Exercise directions:
Spot each line that carries the word "ndifucose"; copy those lines.

## START Source data

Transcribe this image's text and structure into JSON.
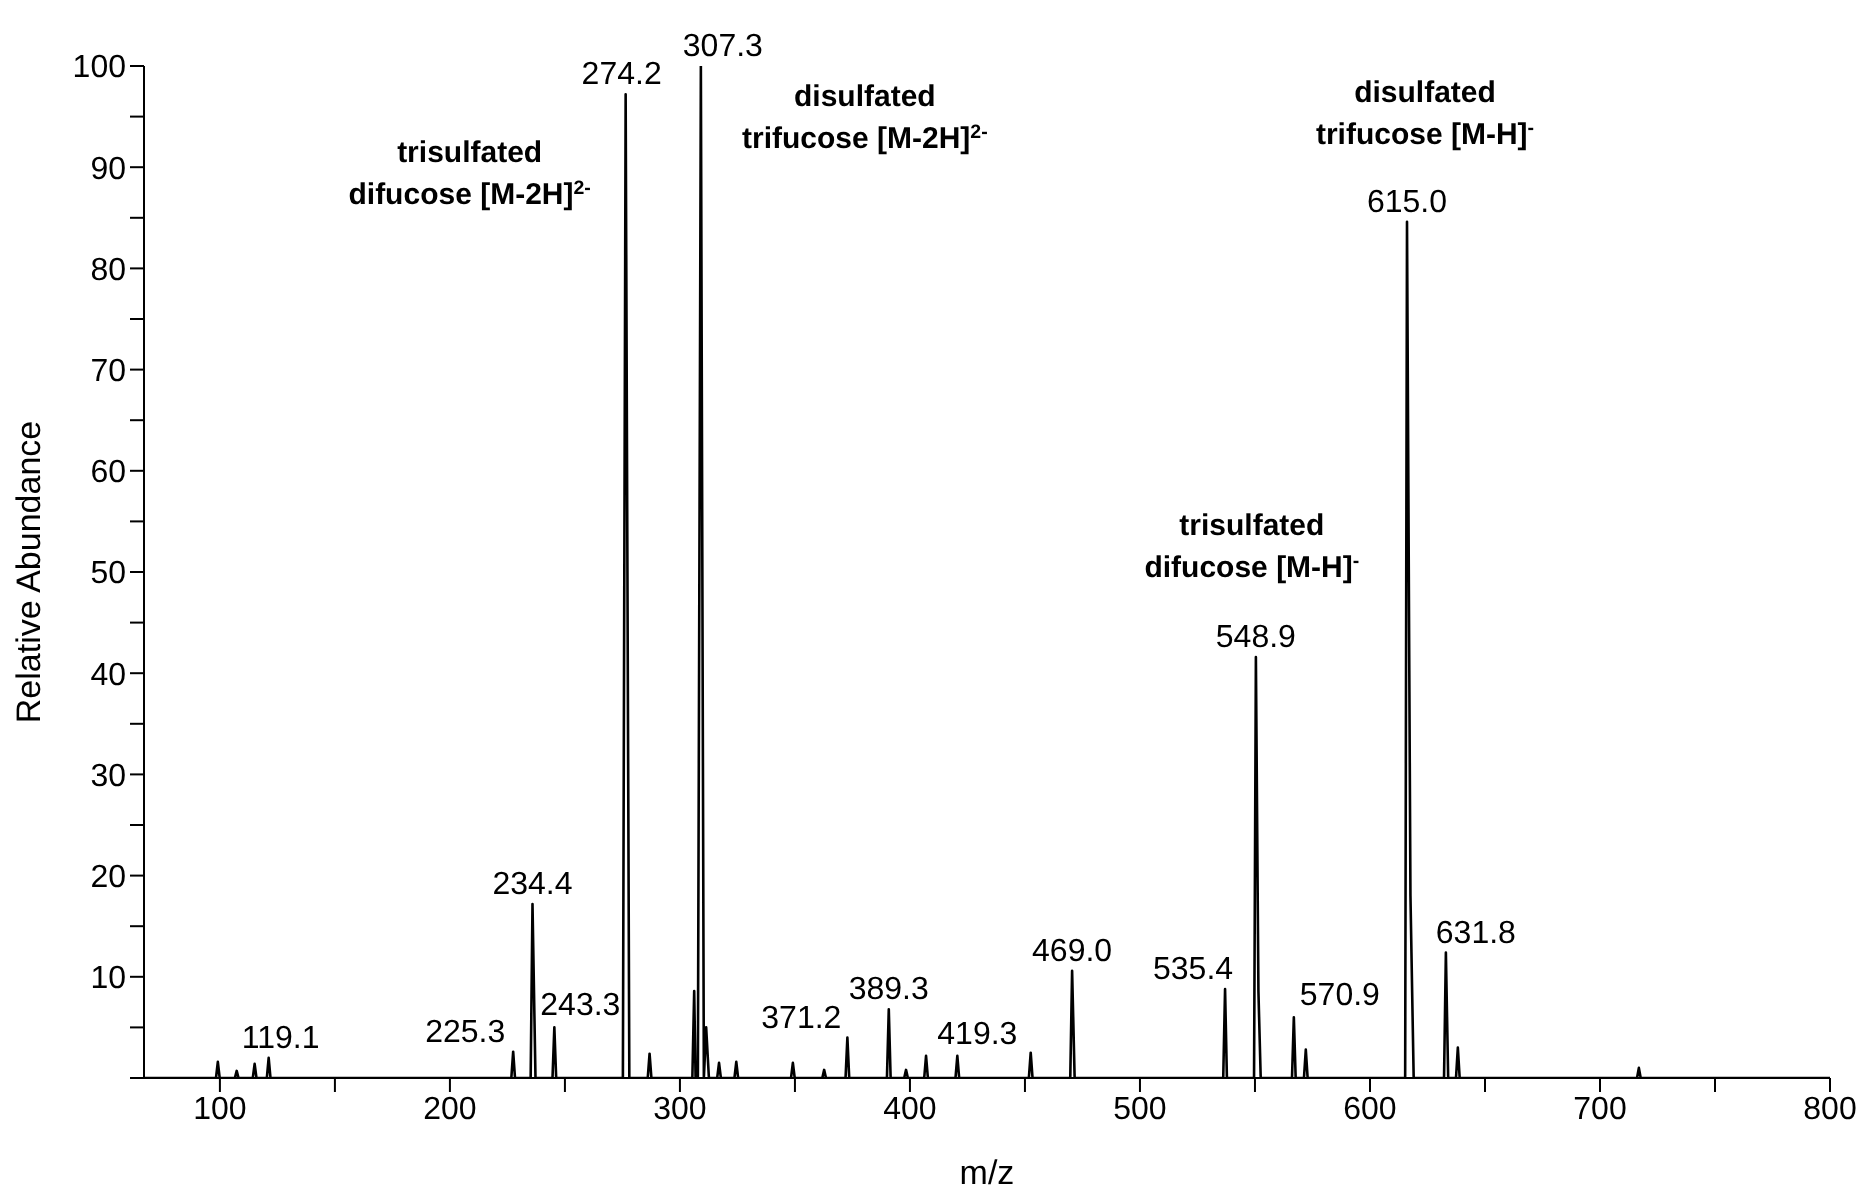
{
  "chart_data": {
    "type": "line",
    "xlabel": "m/z",
    "ylabel": "Relative Abundance",
    "color": "#000000",
    "xlim": [
      67,
      800
    ],
    "ylim": [
      0,
      100
    ],
    "xticks": [
      100,
      {
        "value": 150,
        "label": null
      },
      200,
      {
        "value": 250,
        "label": null
      },
      300,
      {
        "value": 350,
        "label": null
      },
      400,
      {
        "value": 450,
        "label": null
      },
      500,
      {
        "value": 550,
        "label": null
      },
      600,
      {
        "value": 650,
        "label": null
      },
      700,
      {
        "value": 750,
        "label": null
      },
      800
    ],
    "yticks": [
      {
        "value": 0,
        "label": null
      },
      {
        "value": 5,
        "label": null
      },
      10,
      {
        "value": 15,
        "label": null
      },
      20,
      {
        "value": 25,
        "label": null
      },
      30,
      {
        "value": 35,
        "label": null
      },
      40,
      {
        "value": 45,
        "label": null
      },
      50,
      {
        "value": 55,
        "label": null
      },
      60,
      {
        "value": 65,
        "label": null
      },
      70,
      {
        "value": 75,
        "label": null
      },
      80,
      {
        "value": 85,
        "label": null
      },
      90,
      {
        "value": 95,
        "label": null
      },
      100
    ],
    "x": [
      67,
      98.3,
      99.1,
      99.9,
      106.5,
      107.3,
      108.1,
      114.3,
      115.1,
      115.9,
      120.4,
      121.2,
      122,
      226.7,
      227.5,
      228.3,
      235.1,
      235.9,
      237.2,
      244.6,
      245.4,
      246.2,
      275.2,
      276.4,
      278,
      286,
      286.8,
      287.6,
      305.4,
      306.2,
      306.8,
      307.8,
      309.1,
      310.4,
      311.4,
      312.6,
      316.2,
      317,
      317.8,
      323.7,
      324.5,
      325.3,
      348.3,
      349.1,
      349.9,
      361.9,
      362.7,
      363.5,
      372,
      372.8,
      373.6,
      390,
      390.8,
      391.6,
      397.5,
      398.3,
      399.1,
      406.2,
      407,
      407.8,
      419.8,
      420.6,
      421.4,
      451.7,
      452.5,
      453.3,
      469.7,
      470.5,
      471.6,
      536.2,
      537,
      537.8,
      549.6,
      550.4,
      551.5,
      552.5,
      566.1,
      566.9,
      567.7,
      571.3,
      572.1,
      572.9,
      615.3,
      616.1,
      617.6,
      619,
      632.2,
      633,
      634,
      637.4,
      638.2,
      639,
      716.1,
      716.9,
      717.7,
      800
    ],
    "values": [
      0,
      0,
      1.6,
      0,
      0,
      0.7,
      0,
      0,
      1.4,
      0,
      0,
      2,
      0,
      0,
      2.6,
      0,
      0,
      17.2,
      0,
      0,
      5,
      0,
      0,
      97.2,
      0,
      0,
      2.4,
      0,
      0,
      8.6,
      0,
      0,
      100,
      0,
      5,
      0,
      0,
      1.5,
      0,
      0,
      1.6,
      0,
      0,
      1.5,
      0,
      0,
      0.8,
      0,
      0,
      4,
      0,
      0,
      6.8,
      0,
      0,
      0.8,
      0,
      0,
      2.2,
      0,
      0,
      2.2,
      0,
      0,
      2.5,
      0,
      0,
      10.6,
      0,
      0,
      8.8,
      0,
      0,
      41.6,
      8.6,
      0,
      0,
      6,
      0,
      0,
      2.8,
      0,
      0,
      84.6,
      18,
      0,
      0,
      12.4,
      0,
      0,
      3,
      0,
      0,
      1,
      0,
      0
    ],
    "annotations": [
      {
        "text": "119.1",
        "x": 121.2,
        "y": 2
      },
      {
        "text": "225.3",
        "x": 227.5,
        "y": 2.6
      },
      {
        "text": "234.4",
        "x": 235.9,
        "y": 17.2
      },
      {
        "text": "243.3",
        "x": 245.4,
        "y": 5
      },
      {
        "text": "274.2",
        "x": 276.4,
        "y": 97.2
      },
      {
        "text": "307.3",
        "x": 309.1,
        "y": 100
      },
      {
        "text": "371.2",
        "x": 372.8,
        "y": 4
      },
      {
        "text": "389.3",
        "x": 390.8,
        "y": 6.8
      },
      {
        "text": "419.3",
        "x": 420.6,
        "y": 2.2
      },
      {
        "text": "469.0",
        "x": 470.5,
        "y": 10.6
      },
      {
        "text": "535.4",
        "x": 537,
        "y": 8.8
      },
      {
        "text": "548.9",
        "x": 550.4,
        "y": 41.6
      },
      {
        "text": "570.9",
        "x": 566.9,
        "y": 6
      },
      {
        "text": "615.0",
        "x": 616.1,
        "y": 84.6
      },
      {
        "text": "631.8",
        "x": 633,
        "y": 12.4
      },
      {
        "text": "trisulfated\ndifucose [M-2H]$^{2-}$",
        "x": 276.4,
        "y": 97.2
      },
      {
        "text": "disulfated\ntrifucose [M-2H]$^{2-}$",
        "x": 309.1,
        "y": 100
      },
      {
        "text": "disulfated\ntrifucose [M-H]$^{-}$",
        "x": 616.1,
        "y": 84.6
      },
      {
        "text": "trisulfated\ndifucose [M-H]$^{-}$",
        "x": 550.4,
        "y": 41.6
      }
    ]
  }
}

## END Source data

Task answer:
        "text": "trisulfated\ndifucose [M-2H]$^{2-}$",
        "text": "trisulfated\ndifucose [M-H]$^{-}$",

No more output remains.